SUPPLIED RECORDS.
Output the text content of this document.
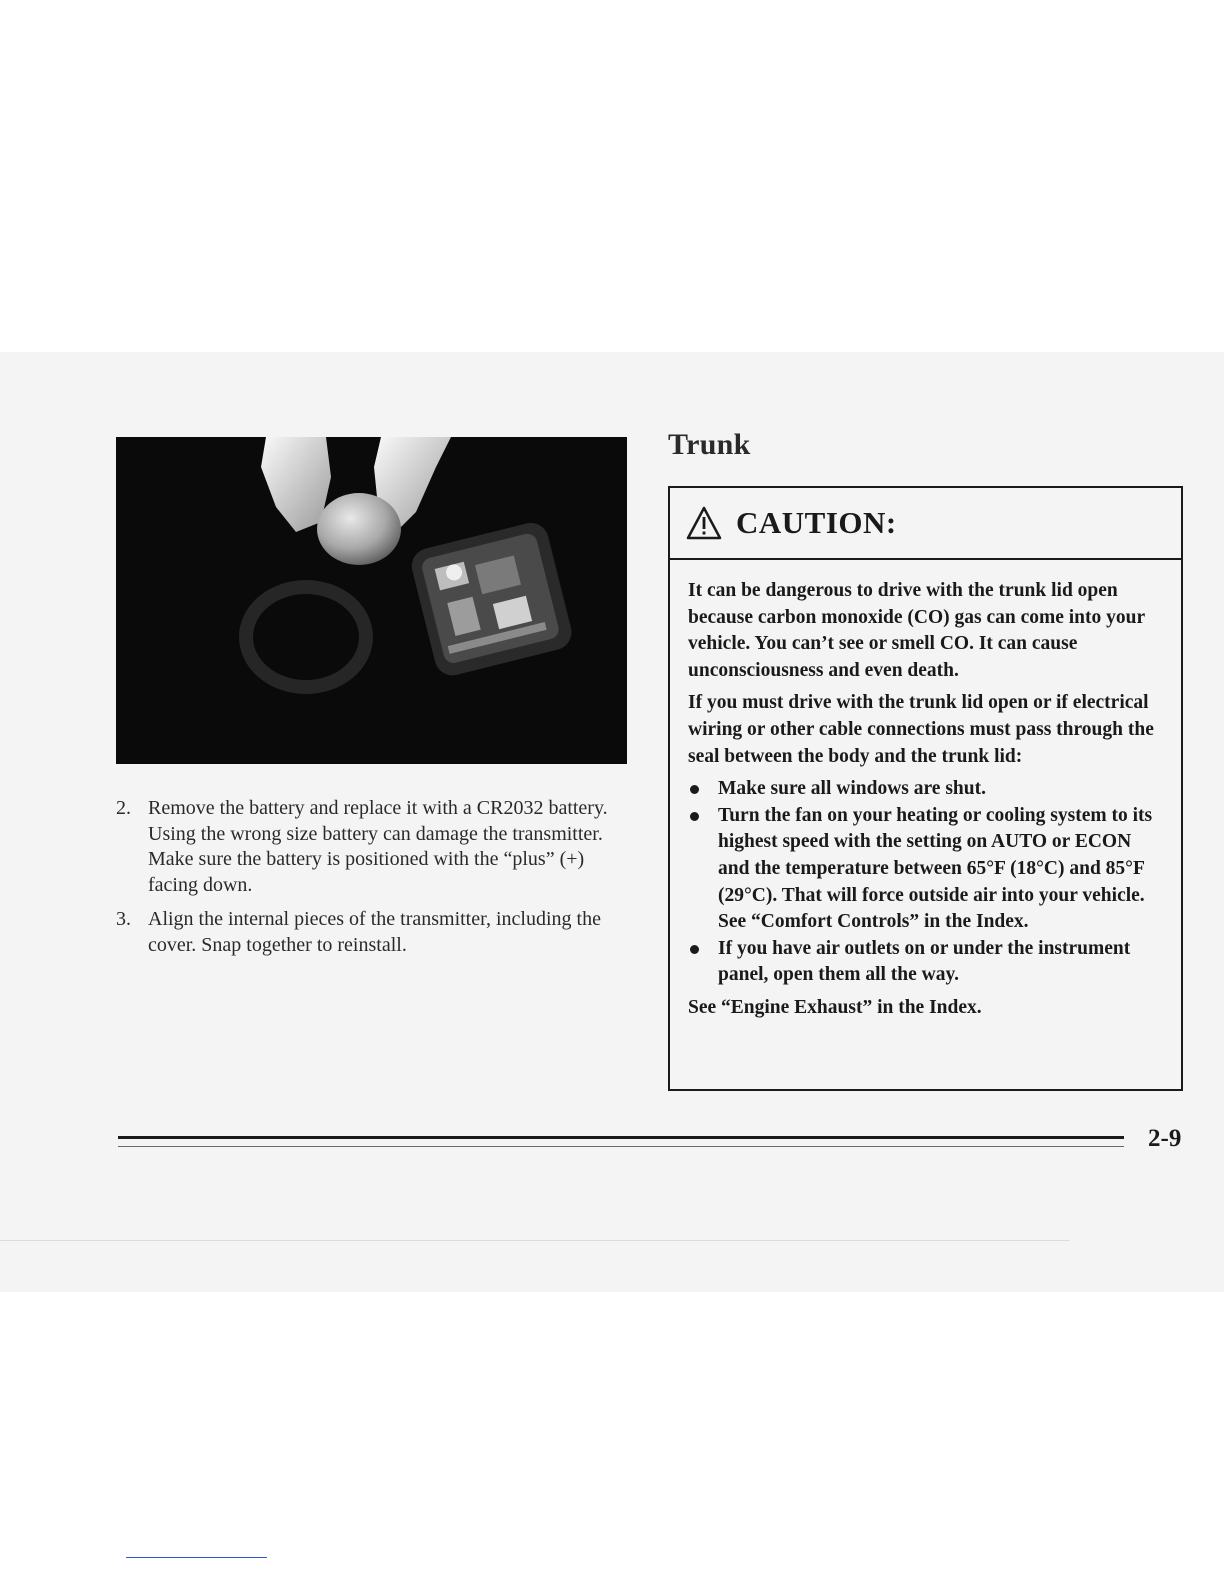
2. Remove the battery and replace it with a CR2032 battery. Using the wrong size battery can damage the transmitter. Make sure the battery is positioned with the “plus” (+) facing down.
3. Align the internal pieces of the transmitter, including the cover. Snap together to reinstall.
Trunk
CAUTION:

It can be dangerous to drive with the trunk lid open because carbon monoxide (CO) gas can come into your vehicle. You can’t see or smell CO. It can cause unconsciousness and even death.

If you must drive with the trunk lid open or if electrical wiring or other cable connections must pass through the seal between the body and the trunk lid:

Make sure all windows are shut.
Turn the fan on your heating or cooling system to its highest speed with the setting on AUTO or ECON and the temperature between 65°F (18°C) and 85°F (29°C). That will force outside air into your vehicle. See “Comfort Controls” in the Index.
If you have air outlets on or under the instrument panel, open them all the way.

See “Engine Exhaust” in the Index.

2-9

PROBLEM TO WORK ON.
Copy every line that includes the string "sure" from the material above.

SOLUTION.
2. Remove the battery and replace it with a CR2032 battery. Using the wrong size battery can damage the transmitter. Make sure the battery is positioned with the “plus” (+) facing down.
Make sure all windows are shut.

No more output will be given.